Lehrermangel eine Folge von Unterbezahlung?
Wir hatten innerhalb der Familie eine Diskussion wegen des Lehrermangels an den Schulen und meine Schwägerin meinte dazu, es sei doch kein Wunder, dass niemand mehr Lehrer werden möchte, weil diese so schlecht bezahlt würden. Dieses Argument konnte ich nicht ganz nachvollziehen, denn, auch wenn ich die genauen Verdienstmöglichkeiten nicht kenne, aber so schlecht werden Lehrer doch bestimmt nicht bezahlt. Kennt ihr da nähere Verdienste und Besoldungsgruppen und würdet ihr da auch von einer Unterbezahlung sprechen?
Ich kann aus eigener Erfahrung im Bekanntenkreis sagen, dass das nicht ganz so einfach ist mit der Bezahlung. Oder besser gesagt, das Problem ist nicht, dass man zu wenig verdient wenn man Arbeit hat sondern was für eine Art von Vertrag man bekommt.

______________________________

● Deine Aufgabe: Gib den Abschnitt aus dem Text zum Lehrermangel von „Lehrermangel eine Folge“ bis „einer Unterbezahlung sprechen?“ wortgetreu wieder. Die Datensätze stammen aus einer anderen Quelle als der Text zum Lehrermangel.

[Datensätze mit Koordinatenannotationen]
______________________________

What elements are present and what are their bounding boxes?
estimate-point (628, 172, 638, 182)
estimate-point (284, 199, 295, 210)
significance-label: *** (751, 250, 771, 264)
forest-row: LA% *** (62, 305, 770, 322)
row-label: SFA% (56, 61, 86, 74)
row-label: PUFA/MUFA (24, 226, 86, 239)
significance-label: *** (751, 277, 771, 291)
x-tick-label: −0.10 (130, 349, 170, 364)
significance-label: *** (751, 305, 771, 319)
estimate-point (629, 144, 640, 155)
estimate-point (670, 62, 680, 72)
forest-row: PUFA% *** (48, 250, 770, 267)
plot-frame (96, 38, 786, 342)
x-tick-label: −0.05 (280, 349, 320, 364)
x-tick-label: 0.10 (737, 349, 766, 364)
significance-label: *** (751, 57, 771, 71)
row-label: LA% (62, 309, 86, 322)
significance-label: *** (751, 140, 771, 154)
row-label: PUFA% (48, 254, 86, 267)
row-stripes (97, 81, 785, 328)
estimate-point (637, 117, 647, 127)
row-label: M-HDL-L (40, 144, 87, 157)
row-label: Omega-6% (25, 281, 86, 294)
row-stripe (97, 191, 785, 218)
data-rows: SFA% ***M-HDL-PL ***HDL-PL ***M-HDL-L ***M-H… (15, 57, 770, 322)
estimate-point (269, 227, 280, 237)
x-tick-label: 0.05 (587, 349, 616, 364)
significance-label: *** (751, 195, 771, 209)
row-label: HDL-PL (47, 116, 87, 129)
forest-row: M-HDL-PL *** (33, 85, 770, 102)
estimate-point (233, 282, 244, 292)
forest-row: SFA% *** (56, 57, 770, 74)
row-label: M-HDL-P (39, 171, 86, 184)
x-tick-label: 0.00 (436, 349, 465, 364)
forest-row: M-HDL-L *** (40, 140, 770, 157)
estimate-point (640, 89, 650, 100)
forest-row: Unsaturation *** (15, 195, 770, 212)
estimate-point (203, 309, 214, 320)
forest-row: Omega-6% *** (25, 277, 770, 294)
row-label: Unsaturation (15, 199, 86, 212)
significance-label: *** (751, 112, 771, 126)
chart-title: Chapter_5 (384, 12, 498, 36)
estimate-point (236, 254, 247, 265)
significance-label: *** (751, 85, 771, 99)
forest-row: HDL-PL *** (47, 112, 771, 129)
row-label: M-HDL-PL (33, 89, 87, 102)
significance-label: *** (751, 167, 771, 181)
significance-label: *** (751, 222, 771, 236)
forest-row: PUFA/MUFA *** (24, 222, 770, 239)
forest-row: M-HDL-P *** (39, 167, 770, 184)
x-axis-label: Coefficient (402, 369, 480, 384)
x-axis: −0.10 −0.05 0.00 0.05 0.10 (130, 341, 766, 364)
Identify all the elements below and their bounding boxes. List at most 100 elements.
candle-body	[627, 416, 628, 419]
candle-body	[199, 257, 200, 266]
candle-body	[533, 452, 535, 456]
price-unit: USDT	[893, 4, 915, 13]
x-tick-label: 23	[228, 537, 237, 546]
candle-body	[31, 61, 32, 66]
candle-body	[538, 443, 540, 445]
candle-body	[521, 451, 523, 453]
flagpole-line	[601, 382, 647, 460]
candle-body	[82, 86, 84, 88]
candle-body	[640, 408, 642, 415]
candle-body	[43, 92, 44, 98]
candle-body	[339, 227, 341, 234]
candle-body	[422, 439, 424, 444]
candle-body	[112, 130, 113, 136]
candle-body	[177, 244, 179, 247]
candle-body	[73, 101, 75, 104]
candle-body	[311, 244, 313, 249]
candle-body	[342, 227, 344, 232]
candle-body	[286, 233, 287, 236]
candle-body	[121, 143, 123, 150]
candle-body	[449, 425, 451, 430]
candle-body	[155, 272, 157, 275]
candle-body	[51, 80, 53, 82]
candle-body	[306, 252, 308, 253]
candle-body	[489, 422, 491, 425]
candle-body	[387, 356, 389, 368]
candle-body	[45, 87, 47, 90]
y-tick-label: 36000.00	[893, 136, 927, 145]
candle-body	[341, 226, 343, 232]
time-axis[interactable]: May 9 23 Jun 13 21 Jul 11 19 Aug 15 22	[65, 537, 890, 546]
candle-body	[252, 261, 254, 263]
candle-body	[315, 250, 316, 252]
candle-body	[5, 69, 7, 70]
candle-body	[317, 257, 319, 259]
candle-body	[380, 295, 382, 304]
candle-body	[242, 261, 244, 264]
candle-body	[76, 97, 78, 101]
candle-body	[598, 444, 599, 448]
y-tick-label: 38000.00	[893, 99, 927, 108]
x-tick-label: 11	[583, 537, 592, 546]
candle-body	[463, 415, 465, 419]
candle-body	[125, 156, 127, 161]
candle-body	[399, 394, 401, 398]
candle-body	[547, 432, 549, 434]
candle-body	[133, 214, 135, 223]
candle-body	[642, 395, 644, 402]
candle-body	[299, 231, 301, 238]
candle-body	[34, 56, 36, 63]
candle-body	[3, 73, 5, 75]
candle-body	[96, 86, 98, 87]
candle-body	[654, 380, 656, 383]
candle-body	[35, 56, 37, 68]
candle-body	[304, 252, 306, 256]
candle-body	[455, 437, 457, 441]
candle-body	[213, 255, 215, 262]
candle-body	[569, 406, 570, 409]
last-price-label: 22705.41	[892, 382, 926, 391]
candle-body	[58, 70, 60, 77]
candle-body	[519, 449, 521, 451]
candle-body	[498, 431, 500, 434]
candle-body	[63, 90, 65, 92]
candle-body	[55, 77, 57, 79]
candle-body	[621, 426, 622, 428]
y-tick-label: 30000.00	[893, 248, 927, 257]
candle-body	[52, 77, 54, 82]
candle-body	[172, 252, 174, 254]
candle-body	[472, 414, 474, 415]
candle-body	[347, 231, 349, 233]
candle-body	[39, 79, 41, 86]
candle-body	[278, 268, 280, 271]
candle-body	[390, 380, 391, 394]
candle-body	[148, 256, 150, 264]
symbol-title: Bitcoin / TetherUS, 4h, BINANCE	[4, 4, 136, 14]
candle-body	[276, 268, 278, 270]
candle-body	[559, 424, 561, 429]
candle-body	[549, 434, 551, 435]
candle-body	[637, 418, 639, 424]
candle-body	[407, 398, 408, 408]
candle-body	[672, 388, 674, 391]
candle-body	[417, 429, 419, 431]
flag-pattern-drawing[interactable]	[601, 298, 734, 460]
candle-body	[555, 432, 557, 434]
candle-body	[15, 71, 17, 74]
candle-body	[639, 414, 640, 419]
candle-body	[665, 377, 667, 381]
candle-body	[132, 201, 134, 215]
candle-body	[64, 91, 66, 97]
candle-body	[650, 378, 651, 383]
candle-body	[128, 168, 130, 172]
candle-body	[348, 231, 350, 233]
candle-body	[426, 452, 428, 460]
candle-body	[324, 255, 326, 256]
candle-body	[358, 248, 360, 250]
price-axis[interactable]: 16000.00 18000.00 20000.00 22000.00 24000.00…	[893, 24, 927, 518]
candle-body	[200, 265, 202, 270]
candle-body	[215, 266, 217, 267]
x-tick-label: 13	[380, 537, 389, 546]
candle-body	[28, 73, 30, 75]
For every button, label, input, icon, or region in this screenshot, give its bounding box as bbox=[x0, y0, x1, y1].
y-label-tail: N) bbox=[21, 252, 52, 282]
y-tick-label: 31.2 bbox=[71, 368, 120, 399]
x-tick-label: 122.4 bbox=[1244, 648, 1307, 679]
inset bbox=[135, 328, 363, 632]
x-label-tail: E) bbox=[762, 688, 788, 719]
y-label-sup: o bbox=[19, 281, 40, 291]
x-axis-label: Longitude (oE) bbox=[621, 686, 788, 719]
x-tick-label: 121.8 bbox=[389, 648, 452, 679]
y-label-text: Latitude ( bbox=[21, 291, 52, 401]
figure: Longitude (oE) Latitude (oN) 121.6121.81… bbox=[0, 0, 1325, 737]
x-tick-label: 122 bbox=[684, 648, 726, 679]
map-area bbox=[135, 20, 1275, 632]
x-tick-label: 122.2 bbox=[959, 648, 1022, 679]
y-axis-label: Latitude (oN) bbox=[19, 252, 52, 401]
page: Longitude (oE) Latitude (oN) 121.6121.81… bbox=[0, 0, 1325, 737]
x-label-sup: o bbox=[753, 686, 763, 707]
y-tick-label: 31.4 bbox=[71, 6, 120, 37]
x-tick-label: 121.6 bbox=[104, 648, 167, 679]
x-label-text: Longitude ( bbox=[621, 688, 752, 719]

______________________________

● Lösung der Aufgabe:
Lehrermangel eine Folge von Unterbezahlung?
Wir hatten innerhalb der Familie eine Diskussion wegen des Lehrermangels an den Schulen und meine Schwägerin meinte dazu, es sei doch kein Wunder, dass niemand mehr Lehrer werden möchte, weil diese so schlecht bezahlt würden. Dieses Argument konnte ich nicht ganz nachvollziehen, denn, auch wenn ich die genauen Verdienstmöglichkeiten nicht kenne, aber so schlecht werden Lehrer doch bestimmt nicht bezahlt. Kennt ihr da nähere Verdienste und Besoldungsgruppen und würdet ihr da auch von einer Unterbezahlung sprechen?